— BEGIN ENTRIES —

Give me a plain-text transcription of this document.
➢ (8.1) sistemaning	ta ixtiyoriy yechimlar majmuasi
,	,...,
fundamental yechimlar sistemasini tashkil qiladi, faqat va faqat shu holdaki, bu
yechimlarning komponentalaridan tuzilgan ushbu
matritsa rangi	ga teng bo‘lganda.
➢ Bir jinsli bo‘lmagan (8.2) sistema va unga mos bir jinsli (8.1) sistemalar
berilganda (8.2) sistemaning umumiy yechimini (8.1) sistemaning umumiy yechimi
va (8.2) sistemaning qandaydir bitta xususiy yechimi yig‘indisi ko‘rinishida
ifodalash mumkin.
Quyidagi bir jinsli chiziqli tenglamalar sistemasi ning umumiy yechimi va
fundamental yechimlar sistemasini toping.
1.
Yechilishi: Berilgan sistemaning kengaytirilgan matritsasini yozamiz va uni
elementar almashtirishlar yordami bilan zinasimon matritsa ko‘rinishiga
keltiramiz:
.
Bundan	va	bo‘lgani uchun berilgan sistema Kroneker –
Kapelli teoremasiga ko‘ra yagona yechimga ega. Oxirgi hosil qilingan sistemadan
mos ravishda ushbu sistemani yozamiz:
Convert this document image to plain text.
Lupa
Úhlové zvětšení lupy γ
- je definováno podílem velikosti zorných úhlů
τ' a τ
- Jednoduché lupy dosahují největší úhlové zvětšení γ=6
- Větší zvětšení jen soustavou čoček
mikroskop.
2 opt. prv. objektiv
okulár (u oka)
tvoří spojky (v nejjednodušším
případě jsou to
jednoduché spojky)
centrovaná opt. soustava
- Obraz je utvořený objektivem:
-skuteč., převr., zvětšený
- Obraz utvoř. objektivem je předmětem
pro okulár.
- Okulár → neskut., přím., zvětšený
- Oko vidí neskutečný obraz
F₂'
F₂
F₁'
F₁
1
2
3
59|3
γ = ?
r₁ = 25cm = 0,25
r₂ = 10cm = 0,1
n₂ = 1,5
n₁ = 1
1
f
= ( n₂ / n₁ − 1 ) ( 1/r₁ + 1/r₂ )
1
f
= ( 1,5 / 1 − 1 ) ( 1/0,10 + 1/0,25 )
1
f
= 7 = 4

— END ENTRIES —

- [BRIEF] Each entry above is to be printed again exactly.

- [FINAL RESULT]
Give me a plain-text transcription of this document.
➢ (8.1) sistemaning	ta ixtiyoriy yechimlar majmuasi
,	,...,
fundamental yechimlar sistemasini tashkil qiladi, faqat va faqat shu holdaki, bu
yechimlarning komponentalaridan tuzilgan ushbu
matritsa rangi	ga teng bo‘lganda.
➢ Bir jinsli bo‘lmagan (8.2) sistema va unga mos bir jinsli (8.1) sistemalar
berilganda (8.2) sistemaning umumiy yechimini (8.1) sistemaning umumiy yechimi
va (8.2) sistemaning qandaydir bitta xususiy yechimi yig‘indisi ko‘rinishida
ifodalash mumkin.
Quyidagi bir jinsli chiziqli tenglamalar sistemasi ning umumiy yechimi va
fundamental yechimlar sistemasini toping.
1.
Yechilishi: Berilgan sistemaning kengaytirilgan matritsasini yozamiz va uni
elementar almashtirishlar yordami bilan zinasimon matritsa ko‘rinishiga
keltiramiz:
.
Bundan	va	bo‘lgani uchun berilgan sistema Kroneker –
Kapelli teoremasiga ko‘ra yagona yechimga ega. Oxirgi hosil qilingan sistemadan
mos ravishda ushbu sistemani yozamiz:
Convert this document image to plain text.
Lupa
Úhlové zvětšení lupy γ
- je definováno podílem velikosti zorných úhlů
τ' a τ
- Jednoduché lupy dosahují největší úhlové zvětšení γ=6
- Větší zvětšení jen soustavou čoček
mikroskop.
2 opt. prv. objektiv
okulár (u oka)
tvoří spojky (v nejjednodušším
případě jsou to
jednoduché spojky)
centrovaná opt. soustava
- Obraz je utvořený objektivem:
-skuteč., převr., zvětšený
- Obraz utvoř. objektivem je předmětem
pro okulár.
- Okulár → neskut., přím., zvětšený
- Oko vidí neskutečný obraz
F₂'
F₂
F₁'
F₁
1
2
3
59|3
γ = ?
r₁ = 25cm = 0,25
r₂ = 10cm = 0,1
n₂ = 1,5
n₁ = 1
1
f
= ( n₂ / n₁ − 1 ) ( 1/r₁ + 1/r₂ )
1
f
= ( 1,5 / 1 − 1 ) ( 1/0,10 + 1/0,25 )
1
f
= 7 = 4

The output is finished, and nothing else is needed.